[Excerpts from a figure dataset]
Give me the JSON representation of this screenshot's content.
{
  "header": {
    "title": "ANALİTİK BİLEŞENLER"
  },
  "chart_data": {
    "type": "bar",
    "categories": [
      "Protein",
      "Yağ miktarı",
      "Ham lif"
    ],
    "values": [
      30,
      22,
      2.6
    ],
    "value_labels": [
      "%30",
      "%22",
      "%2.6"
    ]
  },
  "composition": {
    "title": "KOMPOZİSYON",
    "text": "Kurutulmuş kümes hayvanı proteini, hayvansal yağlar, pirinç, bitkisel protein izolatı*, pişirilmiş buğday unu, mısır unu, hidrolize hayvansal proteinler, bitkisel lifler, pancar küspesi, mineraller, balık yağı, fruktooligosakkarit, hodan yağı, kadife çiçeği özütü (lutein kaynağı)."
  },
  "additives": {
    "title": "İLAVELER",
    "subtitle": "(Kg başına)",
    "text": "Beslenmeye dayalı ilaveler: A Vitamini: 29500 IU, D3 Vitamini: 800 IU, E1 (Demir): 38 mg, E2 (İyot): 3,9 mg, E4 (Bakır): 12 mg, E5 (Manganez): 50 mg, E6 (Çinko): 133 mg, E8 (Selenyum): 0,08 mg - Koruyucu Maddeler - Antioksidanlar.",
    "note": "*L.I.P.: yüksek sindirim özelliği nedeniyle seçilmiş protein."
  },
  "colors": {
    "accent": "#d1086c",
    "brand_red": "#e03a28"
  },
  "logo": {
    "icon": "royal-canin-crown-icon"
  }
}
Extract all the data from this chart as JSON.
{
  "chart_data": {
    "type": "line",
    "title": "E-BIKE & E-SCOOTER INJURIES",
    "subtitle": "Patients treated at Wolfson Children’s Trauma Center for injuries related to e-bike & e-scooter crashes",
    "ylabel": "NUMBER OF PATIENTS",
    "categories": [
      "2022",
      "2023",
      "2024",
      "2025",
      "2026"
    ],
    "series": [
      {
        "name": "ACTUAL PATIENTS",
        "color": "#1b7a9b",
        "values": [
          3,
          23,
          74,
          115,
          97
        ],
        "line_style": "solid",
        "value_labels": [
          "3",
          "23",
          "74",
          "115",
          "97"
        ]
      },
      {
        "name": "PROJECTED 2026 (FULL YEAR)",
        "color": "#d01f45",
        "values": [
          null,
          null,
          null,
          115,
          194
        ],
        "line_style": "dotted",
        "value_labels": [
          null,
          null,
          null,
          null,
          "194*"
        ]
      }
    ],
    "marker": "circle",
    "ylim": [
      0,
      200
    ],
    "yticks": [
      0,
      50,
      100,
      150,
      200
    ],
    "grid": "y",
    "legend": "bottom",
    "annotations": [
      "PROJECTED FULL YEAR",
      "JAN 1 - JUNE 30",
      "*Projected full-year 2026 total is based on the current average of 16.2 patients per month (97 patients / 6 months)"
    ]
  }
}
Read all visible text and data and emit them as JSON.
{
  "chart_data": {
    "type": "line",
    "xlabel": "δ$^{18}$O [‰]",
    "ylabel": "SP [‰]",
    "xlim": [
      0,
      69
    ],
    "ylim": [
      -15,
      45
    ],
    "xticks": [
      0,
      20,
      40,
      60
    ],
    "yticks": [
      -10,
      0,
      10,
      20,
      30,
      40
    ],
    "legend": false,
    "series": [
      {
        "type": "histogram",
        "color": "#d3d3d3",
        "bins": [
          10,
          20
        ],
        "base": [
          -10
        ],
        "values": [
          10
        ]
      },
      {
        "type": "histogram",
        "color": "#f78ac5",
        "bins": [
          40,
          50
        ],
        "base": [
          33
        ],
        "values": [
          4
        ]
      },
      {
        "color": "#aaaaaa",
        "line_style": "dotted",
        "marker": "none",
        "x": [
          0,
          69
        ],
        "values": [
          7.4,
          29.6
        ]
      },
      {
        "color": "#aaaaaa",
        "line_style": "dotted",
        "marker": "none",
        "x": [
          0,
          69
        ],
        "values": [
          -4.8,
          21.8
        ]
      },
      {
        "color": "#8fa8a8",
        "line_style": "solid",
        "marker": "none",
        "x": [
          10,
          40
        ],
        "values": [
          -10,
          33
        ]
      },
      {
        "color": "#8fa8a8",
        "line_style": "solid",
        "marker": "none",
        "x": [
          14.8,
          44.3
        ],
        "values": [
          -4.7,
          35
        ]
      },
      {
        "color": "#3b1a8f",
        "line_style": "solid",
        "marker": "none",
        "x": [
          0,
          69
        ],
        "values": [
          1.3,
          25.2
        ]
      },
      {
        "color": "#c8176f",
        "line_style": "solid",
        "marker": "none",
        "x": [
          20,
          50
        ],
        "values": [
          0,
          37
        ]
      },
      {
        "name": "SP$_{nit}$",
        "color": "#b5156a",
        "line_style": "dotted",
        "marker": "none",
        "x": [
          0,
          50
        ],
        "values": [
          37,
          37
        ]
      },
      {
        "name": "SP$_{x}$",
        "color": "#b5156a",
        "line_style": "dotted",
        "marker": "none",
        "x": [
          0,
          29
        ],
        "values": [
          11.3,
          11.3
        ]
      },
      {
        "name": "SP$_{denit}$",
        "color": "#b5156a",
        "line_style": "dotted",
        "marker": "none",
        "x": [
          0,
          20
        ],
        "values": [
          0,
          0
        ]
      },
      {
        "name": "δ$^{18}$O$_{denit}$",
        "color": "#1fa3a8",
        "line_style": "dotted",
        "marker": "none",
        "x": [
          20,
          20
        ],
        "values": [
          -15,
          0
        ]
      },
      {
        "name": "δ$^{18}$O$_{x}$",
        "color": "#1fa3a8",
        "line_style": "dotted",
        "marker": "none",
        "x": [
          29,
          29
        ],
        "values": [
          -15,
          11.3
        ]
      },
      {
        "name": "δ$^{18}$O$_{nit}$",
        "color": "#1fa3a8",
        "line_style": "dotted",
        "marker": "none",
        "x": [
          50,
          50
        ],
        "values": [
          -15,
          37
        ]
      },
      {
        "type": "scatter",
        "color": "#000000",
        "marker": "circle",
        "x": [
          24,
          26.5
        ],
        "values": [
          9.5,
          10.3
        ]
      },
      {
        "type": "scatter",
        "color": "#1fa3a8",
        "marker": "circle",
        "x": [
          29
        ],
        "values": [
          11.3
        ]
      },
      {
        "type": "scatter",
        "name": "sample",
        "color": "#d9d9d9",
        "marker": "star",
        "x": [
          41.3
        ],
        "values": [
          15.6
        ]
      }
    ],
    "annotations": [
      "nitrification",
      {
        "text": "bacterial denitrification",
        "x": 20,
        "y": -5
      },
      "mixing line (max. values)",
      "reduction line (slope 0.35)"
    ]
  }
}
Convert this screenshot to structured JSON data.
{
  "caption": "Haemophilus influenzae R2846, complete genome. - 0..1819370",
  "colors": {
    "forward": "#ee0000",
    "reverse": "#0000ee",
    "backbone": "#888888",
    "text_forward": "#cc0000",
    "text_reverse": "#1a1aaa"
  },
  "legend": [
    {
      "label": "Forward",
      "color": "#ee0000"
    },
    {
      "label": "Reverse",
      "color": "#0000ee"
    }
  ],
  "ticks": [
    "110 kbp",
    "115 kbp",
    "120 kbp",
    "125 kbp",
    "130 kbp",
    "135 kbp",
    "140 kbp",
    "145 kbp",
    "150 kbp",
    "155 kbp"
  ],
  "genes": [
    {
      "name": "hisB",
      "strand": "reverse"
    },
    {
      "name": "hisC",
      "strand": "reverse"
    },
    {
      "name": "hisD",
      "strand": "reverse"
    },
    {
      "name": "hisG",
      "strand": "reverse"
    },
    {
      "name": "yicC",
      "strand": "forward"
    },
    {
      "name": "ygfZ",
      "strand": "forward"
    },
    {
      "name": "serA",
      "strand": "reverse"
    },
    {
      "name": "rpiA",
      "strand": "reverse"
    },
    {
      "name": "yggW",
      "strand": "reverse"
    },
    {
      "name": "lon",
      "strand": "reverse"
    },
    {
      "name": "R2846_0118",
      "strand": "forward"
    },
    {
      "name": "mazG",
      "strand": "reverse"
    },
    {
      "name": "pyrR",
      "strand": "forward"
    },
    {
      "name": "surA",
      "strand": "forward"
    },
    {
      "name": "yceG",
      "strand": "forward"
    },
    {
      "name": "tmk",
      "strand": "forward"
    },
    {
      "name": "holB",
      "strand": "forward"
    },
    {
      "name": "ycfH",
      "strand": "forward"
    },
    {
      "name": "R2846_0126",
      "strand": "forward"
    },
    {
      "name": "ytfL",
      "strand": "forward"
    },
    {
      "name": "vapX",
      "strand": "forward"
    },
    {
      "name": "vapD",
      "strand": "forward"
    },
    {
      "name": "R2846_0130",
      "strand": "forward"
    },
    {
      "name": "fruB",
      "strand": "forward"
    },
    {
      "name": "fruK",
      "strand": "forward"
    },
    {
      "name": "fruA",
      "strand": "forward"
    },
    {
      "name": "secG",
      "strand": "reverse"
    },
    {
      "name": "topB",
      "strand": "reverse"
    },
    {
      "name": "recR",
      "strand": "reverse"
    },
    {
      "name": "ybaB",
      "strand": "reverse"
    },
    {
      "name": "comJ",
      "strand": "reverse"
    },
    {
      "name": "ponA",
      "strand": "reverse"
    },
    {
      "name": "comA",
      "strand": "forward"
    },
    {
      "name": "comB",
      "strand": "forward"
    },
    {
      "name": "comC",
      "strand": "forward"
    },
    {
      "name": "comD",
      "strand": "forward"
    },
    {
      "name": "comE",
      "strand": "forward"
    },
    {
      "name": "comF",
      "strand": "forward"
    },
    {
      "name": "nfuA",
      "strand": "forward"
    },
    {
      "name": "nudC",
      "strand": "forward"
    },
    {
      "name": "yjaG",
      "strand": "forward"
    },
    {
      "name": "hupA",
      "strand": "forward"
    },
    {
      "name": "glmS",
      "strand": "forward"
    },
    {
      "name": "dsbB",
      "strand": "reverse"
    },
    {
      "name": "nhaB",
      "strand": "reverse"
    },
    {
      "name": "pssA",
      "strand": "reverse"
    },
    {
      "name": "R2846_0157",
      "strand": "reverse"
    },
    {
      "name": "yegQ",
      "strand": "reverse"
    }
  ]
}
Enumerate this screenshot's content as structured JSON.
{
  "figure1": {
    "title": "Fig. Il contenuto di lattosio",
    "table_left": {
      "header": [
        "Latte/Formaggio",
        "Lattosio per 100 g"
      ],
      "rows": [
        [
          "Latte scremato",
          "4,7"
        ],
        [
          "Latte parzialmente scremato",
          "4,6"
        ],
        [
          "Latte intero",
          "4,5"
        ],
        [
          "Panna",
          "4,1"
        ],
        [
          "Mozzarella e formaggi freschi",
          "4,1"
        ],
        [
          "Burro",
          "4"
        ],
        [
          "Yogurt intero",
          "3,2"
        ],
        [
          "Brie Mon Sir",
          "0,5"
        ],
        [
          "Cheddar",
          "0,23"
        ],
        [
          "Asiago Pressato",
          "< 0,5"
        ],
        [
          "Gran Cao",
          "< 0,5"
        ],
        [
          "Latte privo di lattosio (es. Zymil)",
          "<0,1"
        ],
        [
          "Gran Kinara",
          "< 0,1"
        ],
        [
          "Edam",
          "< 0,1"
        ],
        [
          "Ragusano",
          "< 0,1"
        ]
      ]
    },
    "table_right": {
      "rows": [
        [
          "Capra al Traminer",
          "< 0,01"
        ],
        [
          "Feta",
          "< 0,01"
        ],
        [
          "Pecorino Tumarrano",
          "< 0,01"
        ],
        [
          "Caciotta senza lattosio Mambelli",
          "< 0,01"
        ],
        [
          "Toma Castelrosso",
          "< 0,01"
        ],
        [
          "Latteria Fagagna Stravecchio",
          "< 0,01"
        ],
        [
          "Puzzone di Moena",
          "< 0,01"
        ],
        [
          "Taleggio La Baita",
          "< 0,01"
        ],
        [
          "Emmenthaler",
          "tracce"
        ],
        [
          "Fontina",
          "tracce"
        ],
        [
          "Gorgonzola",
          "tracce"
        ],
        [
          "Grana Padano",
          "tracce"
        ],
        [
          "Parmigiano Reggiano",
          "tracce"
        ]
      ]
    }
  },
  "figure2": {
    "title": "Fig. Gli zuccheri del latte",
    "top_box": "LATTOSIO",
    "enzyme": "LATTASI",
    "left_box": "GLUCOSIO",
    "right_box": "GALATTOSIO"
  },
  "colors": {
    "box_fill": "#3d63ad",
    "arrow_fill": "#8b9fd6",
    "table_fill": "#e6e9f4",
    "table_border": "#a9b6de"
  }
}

• [Directions for this task]:
For every line above with the word "JSON" in it, make a copy.

• [Task output]:
Give me the JSON representation of this screenshot's content.
Extract all the data from this chart as JSON.
Read all visible text and data and emit them as JSON.
Convert this screenshot to structured JSON data.
Enumerate this screenshot's content as structured JSON.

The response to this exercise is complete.